Saved entries:

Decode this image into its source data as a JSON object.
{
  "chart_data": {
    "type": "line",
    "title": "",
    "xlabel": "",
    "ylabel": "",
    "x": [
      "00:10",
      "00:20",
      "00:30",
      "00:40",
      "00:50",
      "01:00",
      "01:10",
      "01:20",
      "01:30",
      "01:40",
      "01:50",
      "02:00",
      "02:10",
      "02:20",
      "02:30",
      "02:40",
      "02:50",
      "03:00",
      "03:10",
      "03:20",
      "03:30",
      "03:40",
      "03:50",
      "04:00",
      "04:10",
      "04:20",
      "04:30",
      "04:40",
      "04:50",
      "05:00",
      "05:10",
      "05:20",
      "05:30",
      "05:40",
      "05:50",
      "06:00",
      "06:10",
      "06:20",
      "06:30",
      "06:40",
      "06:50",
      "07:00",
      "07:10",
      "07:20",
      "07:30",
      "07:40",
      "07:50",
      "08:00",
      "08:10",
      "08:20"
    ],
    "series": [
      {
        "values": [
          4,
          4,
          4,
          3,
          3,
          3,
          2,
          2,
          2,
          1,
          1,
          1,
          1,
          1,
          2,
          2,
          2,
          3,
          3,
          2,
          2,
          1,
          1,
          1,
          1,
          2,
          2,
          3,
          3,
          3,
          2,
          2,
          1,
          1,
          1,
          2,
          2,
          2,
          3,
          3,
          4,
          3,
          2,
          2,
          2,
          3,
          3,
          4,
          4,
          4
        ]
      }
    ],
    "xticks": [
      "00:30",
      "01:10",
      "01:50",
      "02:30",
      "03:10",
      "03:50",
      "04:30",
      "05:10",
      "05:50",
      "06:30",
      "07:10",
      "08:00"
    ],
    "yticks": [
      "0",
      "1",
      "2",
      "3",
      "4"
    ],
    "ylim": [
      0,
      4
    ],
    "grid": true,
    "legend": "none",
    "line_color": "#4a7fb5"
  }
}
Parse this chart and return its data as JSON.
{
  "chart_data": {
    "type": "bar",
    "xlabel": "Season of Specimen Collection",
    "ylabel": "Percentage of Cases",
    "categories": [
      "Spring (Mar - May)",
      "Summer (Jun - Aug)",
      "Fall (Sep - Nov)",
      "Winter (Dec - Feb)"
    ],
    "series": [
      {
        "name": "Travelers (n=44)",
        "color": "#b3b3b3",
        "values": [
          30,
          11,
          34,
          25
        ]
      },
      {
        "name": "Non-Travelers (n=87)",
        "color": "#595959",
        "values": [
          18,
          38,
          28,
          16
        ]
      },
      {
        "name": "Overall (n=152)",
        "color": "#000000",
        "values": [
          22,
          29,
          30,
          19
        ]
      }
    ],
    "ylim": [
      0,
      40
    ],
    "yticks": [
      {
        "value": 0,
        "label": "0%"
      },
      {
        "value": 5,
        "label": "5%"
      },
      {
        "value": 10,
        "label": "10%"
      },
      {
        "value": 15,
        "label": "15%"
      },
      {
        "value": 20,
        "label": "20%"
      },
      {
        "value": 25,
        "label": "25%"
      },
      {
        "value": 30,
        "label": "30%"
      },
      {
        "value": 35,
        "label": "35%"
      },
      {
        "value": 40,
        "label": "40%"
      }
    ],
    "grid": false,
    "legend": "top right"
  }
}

**Exercise requirements:**
Output the records verbatim, from the first line to the last.

**Written answer:**
Decode this image into its source data as a JSON object.
{
  "chart_data": {
    "type": "line",
    "title": "",
    "xlabel": "",
    "ylabel": "",
    "x": [
      "00:10",
      "00:20",
      "00:30",
      "00:40",
      "00:50",
      "01:00",
      "01:10",
      "01:20",
      "01:30",
      "01:40",
      "01:50",
      "02:00",
      "02:10",
      "02:20",
      "02:30",
      "02:40",
      "02:50",
      "03:00",
      "03:10",
      "03:20",
      "03:30",
      "03:40",
      "03:50",
      "04:00",
      "04:10",
      "04:20",
      "04:30",
      "04:40",
      "04:50",
      "05:00",
      "05:10",
      "05:20",
      "05:30",
      "05:40",
      "05:50",
      "06:00",
      "06:10",
      "06:20",
      "06:30",
      "06:40",
      "06:50",
      "07:00",
      "07:10",
      "07:20",
      "07:30",
      "07:40",
      "07:50",
      "08:00",
      "08:10",
      "08:20"
    ],
    "series": [
      {
        "values": [
          4,
          4,
          4,
          3,
          3,
          3,
          2,
          2,
          2,
          1,
          1,
          1,
          1,
          1,
          2,
          2,
          2,
          3,
          3,
          2,
          2,
          1,
          1,
          1,
          1,
          2,
          2,
          3,
          3,
          3,
          2,
          2,
          1,
          1,
          1,
          2,
          2,
          2,
          3,
          3,
          4,
          3,
          2,
          2,
          2,
          3,
          3,
          4,
          4,
          4
        ]
      }
    ],
    "xticks": [
      "00:30",
      "01:10",
      "01:50",
      "02:30",
      "03:10",
      "03:50",
      "04:30",
      "05:10",
      "05:50",
      "06:30",
      "07:10",
      "08:00"
    ],
    "yticks": [
      "0",
      "1",
      "2",
      "3",
      "4"
    ],
    "ylim": [
      0,
      4
    ],
    "grid": true,
    "legend": "none",
    "line_color": "#4a7fb5"
  }
}
Parse this chart and return its data as JSON.
{
  "chart_data": {
    "type": "bar",
    "xlabel": "Season of Specimen Collection",
    "ylabel": "Percentage of Cases",
    "categories": [
      "Spring (Mar - May)",
      "Summer (Jun - Aug)",
      "Fall (Sep - Nov)",
      "Winter (Dec - Feb)"
    ],
    "series": [
      {
        "name": "Travelers (n=44)",
        "color": "#b3b3b3",
        "values": [
          30,
          11,
          34,
          25
        ]
      },
      {
        "name": "Non-Travelers (n=87)",
        "color": "#595959",
        "values": [
          18,
          38,
          28,
          16
        ]
      },
      {
        "name": "Overall (n=152)",
        "color": "#000000",
        "values": [
          22,
          29,
          30,
          19
        ]
      }
    ],
    "ylim": [
      0,
      40
    ],
    "yticks": [
      {
        "value": 0,
        "label": "0%"
      },
      {
        "value": 5,
        "label": "5%"
      },
      {
        "value": 10,
        "label": "10%"
      },
      {
        "value": 15,
        "label": "15%"
      },
      {
        "value": 20,
        "label": "20%"
      },
      {
        "value": 25,
        "label": "25%"
      },
      {
        "value": 30,
        "label": "30%"
      },
      {
        "value": 35,
        "label": "35%"
      },
      {
        "value": 40,
        "label": "40%"
      }
    ],
    "grid": false,
    "legend": "top right"
  }
}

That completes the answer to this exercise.